__EXERCISE DESCRIPTION__. Count every line below that contains "clipboard", then state the total with no other output.

#### EXERCISE INPUTS ####

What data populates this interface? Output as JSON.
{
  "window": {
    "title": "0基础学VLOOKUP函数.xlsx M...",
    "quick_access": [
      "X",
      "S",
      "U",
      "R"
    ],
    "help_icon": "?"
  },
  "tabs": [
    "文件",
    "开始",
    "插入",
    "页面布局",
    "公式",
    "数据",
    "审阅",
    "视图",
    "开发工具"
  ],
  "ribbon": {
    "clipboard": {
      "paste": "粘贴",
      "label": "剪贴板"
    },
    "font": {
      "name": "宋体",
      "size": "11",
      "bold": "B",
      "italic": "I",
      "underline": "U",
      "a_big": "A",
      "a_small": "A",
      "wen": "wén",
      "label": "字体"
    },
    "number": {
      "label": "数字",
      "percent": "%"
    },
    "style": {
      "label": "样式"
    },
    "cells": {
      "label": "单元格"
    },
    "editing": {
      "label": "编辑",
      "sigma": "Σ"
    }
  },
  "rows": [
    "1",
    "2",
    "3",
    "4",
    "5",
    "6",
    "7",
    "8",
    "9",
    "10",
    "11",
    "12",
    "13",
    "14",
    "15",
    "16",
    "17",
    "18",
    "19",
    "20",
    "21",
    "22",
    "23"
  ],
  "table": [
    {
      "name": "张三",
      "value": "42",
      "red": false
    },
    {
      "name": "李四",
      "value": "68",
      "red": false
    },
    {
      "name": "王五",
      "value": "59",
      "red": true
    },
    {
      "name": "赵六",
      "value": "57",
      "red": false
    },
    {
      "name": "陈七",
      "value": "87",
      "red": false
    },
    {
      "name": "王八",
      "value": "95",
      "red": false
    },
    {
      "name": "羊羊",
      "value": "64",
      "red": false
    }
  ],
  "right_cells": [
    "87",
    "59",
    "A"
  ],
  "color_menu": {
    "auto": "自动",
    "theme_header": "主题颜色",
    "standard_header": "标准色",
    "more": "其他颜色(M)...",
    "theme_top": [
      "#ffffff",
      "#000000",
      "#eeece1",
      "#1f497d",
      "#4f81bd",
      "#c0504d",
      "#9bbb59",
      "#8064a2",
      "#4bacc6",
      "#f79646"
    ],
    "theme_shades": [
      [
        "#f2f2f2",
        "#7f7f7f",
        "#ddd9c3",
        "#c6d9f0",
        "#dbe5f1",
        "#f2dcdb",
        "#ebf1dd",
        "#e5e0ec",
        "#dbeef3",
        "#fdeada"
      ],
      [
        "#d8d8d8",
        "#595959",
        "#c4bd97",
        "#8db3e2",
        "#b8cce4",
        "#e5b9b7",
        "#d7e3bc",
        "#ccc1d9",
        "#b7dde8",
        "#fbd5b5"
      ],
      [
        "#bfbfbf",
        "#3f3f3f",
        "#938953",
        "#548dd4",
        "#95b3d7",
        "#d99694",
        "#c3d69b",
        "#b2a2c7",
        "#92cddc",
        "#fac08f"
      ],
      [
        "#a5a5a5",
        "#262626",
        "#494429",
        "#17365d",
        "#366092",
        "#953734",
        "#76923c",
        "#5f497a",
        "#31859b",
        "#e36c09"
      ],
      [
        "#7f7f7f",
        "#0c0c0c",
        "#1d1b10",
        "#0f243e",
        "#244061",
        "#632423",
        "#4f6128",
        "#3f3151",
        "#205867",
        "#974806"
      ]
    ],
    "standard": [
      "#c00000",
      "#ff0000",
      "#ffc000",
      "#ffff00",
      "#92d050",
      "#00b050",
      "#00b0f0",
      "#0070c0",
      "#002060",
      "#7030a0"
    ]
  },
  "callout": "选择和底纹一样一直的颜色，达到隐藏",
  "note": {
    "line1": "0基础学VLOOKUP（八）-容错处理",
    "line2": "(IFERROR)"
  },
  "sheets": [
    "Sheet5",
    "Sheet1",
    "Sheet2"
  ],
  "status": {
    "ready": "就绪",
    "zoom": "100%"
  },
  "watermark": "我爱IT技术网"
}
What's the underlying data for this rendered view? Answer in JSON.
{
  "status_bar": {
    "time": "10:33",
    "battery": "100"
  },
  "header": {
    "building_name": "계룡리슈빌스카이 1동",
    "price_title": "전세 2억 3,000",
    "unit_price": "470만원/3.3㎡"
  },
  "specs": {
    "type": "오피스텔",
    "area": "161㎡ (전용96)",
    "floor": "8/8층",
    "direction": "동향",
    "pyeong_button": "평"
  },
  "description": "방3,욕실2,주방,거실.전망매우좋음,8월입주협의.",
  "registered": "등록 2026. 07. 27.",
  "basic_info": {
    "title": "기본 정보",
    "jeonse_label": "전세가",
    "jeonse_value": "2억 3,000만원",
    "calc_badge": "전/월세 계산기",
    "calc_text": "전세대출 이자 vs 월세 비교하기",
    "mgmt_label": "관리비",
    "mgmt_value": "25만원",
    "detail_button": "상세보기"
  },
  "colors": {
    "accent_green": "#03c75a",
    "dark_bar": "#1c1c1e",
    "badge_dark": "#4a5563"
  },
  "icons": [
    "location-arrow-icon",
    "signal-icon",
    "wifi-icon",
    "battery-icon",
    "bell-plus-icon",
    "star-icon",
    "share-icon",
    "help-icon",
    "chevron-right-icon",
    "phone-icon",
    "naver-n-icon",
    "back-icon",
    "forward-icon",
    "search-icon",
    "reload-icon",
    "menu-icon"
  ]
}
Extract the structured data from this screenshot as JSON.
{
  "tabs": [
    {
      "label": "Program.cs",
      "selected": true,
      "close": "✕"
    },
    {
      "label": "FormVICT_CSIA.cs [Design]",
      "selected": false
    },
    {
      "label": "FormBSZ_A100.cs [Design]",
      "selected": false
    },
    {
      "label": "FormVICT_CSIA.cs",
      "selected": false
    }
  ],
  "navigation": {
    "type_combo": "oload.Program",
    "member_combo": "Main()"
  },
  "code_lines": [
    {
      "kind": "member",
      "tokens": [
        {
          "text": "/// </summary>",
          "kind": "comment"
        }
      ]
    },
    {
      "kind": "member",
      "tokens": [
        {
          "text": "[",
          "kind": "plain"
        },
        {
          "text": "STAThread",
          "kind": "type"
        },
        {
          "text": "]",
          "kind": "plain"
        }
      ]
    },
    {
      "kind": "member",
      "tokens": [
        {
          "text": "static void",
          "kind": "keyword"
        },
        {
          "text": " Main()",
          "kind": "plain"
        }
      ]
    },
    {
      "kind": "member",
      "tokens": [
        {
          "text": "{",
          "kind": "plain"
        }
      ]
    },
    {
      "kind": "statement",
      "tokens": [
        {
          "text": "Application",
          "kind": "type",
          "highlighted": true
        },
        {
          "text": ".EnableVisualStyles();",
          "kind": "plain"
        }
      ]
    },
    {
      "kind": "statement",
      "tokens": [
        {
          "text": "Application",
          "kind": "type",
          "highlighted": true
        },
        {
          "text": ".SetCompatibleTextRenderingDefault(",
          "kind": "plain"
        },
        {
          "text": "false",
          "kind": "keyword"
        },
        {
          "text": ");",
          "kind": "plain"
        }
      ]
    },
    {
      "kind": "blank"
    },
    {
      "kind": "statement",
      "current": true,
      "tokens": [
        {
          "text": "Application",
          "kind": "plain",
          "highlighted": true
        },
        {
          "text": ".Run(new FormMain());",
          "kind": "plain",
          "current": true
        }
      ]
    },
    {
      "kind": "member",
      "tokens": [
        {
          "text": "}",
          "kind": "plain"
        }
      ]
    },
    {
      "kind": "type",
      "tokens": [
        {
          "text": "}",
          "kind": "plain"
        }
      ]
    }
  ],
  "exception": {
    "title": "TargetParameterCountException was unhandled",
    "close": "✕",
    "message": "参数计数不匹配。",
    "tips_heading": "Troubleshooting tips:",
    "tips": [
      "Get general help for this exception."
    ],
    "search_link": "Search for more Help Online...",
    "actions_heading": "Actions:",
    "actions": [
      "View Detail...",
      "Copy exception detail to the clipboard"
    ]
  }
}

####

__OUTPUT OF THE EXERCISE__. 2